__TASK INSTRUCTIONS__:
Repeat the whole listing below, word for word.

__RECORD EXTRACTS__:
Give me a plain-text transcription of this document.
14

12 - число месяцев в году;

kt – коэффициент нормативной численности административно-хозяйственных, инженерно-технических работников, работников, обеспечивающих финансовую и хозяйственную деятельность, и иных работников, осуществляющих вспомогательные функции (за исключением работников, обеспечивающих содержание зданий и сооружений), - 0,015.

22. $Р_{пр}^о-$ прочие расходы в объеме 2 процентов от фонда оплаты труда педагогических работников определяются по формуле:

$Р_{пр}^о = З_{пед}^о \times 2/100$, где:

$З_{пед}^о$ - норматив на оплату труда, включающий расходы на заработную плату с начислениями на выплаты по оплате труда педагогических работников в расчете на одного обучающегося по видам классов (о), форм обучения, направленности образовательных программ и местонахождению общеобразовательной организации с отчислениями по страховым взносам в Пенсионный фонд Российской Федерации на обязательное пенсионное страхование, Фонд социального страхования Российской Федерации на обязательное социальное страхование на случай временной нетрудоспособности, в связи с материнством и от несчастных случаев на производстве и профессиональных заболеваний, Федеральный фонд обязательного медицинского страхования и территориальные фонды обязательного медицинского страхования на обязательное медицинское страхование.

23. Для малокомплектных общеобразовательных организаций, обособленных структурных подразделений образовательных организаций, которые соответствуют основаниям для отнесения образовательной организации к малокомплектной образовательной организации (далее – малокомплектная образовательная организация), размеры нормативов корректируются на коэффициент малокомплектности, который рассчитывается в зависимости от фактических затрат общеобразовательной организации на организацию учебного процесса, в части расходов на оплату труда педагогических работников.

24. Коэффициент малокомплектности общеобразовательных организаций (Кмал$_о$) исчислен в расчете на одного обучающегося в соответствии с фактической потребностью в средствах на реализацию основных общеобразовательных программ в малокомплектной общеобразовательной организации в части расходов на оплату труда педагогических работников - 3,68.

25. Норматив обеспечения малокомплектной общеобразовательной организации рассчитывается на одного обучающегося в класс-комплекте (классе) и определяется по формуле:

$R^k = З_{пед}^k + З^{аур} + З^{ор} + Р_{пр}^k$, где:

__THE SOLUTION__:
Give me a plain-text transcription of this document.
14

12 - число месяцев в году;

kt – коэффициент нормативной численности административно-хозяйственных, инженерно-технических работников, работников, обеспечивающих финансовую и хозяйственную деятельность, и иных работников, осуществляющих вспомогательные функции (за исключением работников, обеспечивающих содержание зданий и сооружений), - 0,015.

22. $Р_{пр}^о-$ прочие расходы в объеме 2 процентов от фонда оплаты труда педагогических работников определяются по формуле:

$Р_{пр}^о = З_{пед}^о \times 2/100$, где:

$З_{пед}^о$ - норматив на оплату труда, включающий расходы на заработную плату с начислениями на выплаты по оплате труда педагогических работников в расчете на одного обучающегося по видам классов (о), форм обучения, направленности образовательных программ и местонахождению общеобразовательной организации с отчислениями по страховым взносам в Пенсионный фонд Российской Федерации на обязательное пенсионное страхование, Фонд социального страхования Российской Федерации на обязательное социальное страхование на случай временной нетрудоспособности, в связи с материнством и от несчастных случаев на производстве и профессиональных заболеваний, Федеральный фонд обязательного медицинского страхования и территориальные фонды обязательного медицинского страхования на обязательное медицинское страхование.

23. Для малокомплектных общеобразовательных организаций, обособленных структурных подразделений образовательных организаций, которые соответствуют основаниям для отнесения образовательной организации к малокомплектной образовательной организации (далее – малокомплектная образовательная организация), размеры нормативов корректируются на коэффициент малокомплектности, который рассчитывается в зависимости от фактических затрат общеобразовательной организации на организацию учебного процесса, в части расходов на оплату труда педагогических работников.

24. Коэффициент малокомплектности общеобразовательных организаций (Кмал$_о$) исчислен в расчете на одного обучающегося в соответствии с фактической потребностью в средствах на реализацию основных общеобразовательных программ в малокомплектной общеобразовательной организации в части расходов на оплату труда педагогических работников - 3,68.

25. Норматив обеспечения малокомплектной общеобразовательной организации рассчитывается на одного обучающегося в класс-комплекте (классе) и определяется по формуле:

$R^k = З_{пед}^k + З^{аур} + З^{ор} + Р_{пр}^k$, где:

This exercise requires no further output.